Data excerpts

· · · · · · ·

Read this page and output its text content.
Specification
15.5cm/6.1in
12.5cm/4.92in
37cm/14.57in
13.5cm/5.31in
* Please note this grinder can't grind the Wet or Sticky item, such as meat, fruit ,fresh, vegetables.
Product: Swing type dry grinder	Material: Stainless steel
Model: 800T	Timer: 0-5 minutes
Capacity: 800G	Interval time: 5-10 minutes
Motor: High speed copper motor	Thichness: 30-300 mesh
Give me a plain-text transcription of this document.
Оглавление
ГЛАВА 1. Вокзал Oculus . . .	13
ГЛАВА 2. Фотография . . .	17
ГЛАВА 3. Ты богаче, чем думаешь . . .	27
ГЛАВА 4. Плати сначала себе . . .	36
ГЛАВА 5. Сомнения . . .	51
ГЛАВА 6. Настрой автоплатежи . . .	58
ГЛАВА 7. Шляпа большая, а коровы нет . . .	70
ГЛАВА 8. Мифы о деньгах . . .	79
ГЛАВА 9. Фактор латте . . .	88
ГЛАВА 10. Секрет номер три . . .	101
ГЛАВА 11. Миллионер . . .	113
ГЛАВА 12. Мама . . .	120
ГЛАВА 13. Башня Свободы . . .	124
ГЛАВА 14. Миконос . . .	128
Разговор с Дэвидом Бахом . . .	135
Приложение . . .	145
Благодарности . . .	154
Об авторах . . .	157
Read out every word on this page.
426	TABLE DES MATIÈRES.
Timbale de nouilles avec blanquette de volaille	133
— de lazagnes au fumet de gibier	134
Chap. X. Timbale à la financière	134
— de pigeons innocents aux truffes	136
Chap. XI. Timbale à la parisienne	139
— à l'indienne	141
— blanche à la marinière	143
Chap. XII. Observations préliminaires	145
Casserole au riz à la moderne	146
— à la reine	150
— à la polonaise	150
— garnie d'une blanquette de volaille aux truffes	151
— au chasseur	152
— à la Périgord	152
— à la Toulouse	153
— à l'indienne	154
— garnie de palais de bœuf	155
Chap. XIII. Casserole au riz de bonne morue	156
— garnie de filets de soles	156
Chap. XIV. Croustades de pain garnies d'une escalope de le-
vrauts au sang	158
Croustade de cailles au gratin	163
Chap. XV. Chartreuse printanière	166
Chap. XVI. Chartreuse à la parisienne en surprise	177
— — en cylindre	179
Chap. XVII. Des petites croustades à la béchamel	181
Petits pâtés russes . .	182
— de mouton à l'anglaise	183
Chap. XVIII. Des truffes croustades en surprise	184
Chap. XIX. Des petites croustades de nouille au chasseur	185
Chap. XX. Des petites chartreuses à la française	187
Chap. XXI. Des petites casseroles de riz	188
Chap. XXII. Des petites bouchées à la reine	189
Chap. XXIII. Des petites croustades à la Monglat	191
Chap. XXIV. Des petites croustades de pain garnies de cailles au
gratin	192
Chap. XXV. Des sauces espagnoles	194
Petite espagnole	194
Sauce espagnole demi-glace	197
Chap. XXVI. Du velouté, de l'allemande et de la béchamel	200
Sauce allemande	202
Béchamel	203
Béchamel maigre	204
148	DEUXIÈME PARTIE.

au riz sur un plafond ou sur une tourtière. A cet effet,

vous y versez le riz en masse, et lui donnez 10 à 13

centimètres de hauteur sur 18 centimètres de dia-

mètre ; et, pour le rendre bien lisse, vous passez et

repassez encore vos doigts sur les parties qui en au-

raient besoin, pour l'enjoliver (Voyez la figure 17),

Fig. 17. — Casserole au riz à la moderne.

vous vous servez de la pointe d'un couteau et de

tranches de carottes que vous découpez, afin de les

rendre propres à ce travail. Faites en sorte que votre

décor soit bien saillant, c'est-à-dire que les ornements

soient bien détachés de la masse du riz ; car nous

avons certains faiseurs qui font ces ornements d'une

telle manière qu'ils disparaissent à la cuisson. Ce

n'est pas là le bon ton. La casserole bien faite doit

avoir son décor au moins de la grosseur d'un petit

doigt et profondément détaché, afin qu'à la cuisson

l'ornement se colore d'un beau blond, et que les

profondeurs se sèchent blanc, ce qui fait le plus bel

· · · · · · ·

TASK DETAILS: Using the listing above, pull out all lines that hold the word "décor".

EXERCISE RESULT:
décor soit bien saillant, c'est-à-dire que les ornements
avoir son décor au moins de la grosseur d'un petit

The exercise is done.